(Extracted data entries)
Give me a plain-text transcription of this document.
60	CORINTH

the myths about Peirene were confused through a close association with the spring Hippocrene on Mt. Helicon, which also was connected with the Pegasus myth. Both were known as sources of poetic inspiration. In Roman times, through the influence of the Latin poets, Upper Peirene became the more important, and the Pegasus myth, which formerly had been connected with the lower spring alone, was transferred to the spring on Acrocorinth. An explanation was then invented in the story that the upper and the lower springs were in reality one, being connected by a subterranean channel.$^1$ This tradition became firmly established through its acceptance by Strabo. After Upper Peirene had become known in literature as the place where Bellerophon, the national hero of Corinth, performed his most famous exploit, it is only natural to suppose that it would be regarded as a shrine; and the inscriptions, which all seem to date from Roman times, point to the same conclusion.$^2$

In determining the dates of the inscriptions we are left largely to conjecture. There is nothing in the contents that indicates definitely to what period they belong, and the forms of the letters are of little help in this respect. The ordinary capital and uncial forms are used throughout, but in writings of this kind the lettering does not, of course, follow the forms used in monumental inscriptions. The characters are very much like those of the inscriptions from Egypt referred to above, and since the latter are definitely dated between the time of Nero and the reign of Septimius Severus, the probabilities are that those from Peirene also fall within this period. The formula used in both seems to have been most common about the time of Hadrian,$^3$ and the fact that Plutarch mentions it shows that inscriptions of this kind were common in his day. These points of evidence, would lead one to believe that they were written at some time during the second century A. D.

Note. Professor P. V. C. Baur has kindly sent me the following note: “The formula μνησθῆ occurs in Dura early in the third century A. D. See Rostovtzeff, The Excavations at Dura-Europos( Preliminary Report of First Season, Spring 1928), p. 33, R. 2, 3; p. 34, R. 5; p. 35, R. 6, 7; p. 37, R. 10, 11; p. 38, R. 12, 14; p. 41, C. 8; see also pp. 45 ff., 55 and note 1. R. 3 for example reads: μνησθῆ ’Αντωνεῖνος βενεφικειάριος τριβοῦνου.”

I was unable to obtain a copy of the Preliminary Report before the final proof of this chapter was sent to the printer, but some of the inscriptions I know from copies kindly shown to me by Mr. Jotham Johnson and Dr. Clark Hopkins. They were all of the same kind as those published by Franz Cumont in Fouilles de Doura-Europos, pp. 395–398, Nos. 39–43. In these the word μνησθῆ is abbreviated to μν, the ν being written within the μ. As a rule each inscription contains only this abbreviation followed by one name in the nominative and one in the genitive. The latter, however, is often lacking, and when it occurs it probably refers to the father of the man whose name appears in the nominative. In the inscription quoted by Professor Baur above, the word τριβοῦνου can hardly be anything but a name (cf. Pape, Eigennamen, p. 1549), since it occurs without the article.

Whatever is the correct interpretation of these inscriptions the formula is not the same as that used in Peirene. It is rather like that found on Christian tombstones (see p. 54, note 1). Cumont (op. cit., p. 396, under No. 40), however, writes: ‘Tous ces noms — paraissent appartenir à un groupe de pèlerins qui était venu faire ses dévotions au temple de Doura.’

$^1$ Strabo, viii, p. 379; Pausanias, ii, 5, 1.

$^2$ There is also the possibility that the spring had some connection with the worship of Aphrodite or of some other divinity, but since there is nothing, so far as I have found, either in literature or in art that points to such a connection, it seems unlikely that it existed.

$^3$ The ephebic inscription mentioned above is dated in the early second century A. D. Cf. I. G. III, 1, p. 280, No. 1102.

WHAT YOU SHOULD DO: Retype the whole listing, matching it exactly.

SOLVED PROBLEM:
Give me a plain-text transcription of this document.
60	CORINTH

the myths about Peirene were confused through a close association with the spring Hippocrene on Mt. Helicon, which also was connected with the Pegasus myth. Both were known as sources of poetic inspiration. In Roman times, through the influence of the Latin poets, Upper Peirene became the more important, and the Pegasus myth, which formerly had been connected with the lower spring alone, was transferred to the spring on Acrocorinth. An explanation was then invented in the story that the upper and the lower springs were in reality one, being connected by a subterranean channel.$^1$ This tradition became firmly established through its acceptance by Strabo. After Upper Peirene had become known in literature as the place where Bellerophon, the national hero of Corinth, performed his most famous exploit, it is only natural to suppose that it would be regarded as a shrine; and the inscriptions, which all seem to date from Roman times, point to the same conclusion.$^2$

In determining the dates of the inscriptions we are left largely to conjecture. There is nothing in the contents that indicates definitely to what period they belong, and the forms of the letters are of little help in this respect. The ordinary capital and uncial forms are used throughout, but in writings of this kind the lettering does not, of course, follow the forms used in monumental inscriptions. The characters are very much like those of the inscriptions from Egypt referred to above, and since the latter are definitely dated between the time of Nero and the reign of Septimius Severus, the probabilities are that those from Peirene also fall within this period. The formula used in both seems to have been most common about the time of Hadrian,$^3$ and the fact that Plutarch mentions it shows that inscriptions of this kind were common in his day. These points of evidence, would lead one to believe that they were written at some time during the second century A. D.

Note. Professor P. V. C. Baur has kindly sent me the following note: “The formula μνησθῆ occurs in Dura early in the third century A. D. See Rostovtzeff, The Excavations at Dura-Europos( Preliminary Report of First Season, Spring 1928), p. 33, R. 2, 3; p. 34, R. 5; p. 35, R. 6, 7; p. 37, R. 10, 11; p. 38, R. 12, 14; p. 41, C. 8; see also pp. 45 ff., 55 and note 1. R. 3 for example reads: μνησθῆ ’Αντωνεῖνος βενεφικειάριος τριβοῦνου.”

I was unable to obtain a copy of the Preliminary Report before the final proof of this chapter was sent to the printer, but some of the inscriptions I know from copies kindly shown to me by Mr. Jotham Johnson and Dr. Clark Hopkins. They were all of the same kind as those published by Franz Cumont in Fouilles de Doura-Europos, pp. 395–398, Nos. 39–43. In these the word μνησθῆ is abbreviated to μν, the ν being written within the μ. As a rule each inscription contains only this abbreviation followed by one name in the nominative and one in the genitive. The latter, however, is often lacking, and when it occurs it probably refers to the father of the man whose name appears in the nominative. In the inscription quoted by Professor Baur above, the word τριβοῦνου can hardly be anything but a name (cf. Pape, Eigennamen, p. 1549), since it occurs without the article.

Whatever is the correct interpretation of these inscriptions the formula is not the same as that used in Peirene. It is rather like that found on Christian tombstones (see p. 54, note 1). Cumont (op. cit., p. 396, under No. 40), however, writes: ‘Tous ces noms — paraissent appartenir à un groupe de pèlerins qui était venu faire ses dévotions au temple de Doura.’

$^1$ Strabo, viii, p. 379; Pausanias, ii, 5, 1.

$^2$ There is also the possibility that the spring had some connection with the worship of Aphrodite or of some other divinity, but since there is nothing, so far as I have found, either in literature or in art that points to such a connection, it seems unlikely that it existed.

$^3$ The ephebic inscription mentioned above is dated in the early second century A. D. Cf. I. G. III, 1, p. 280, No. 1102.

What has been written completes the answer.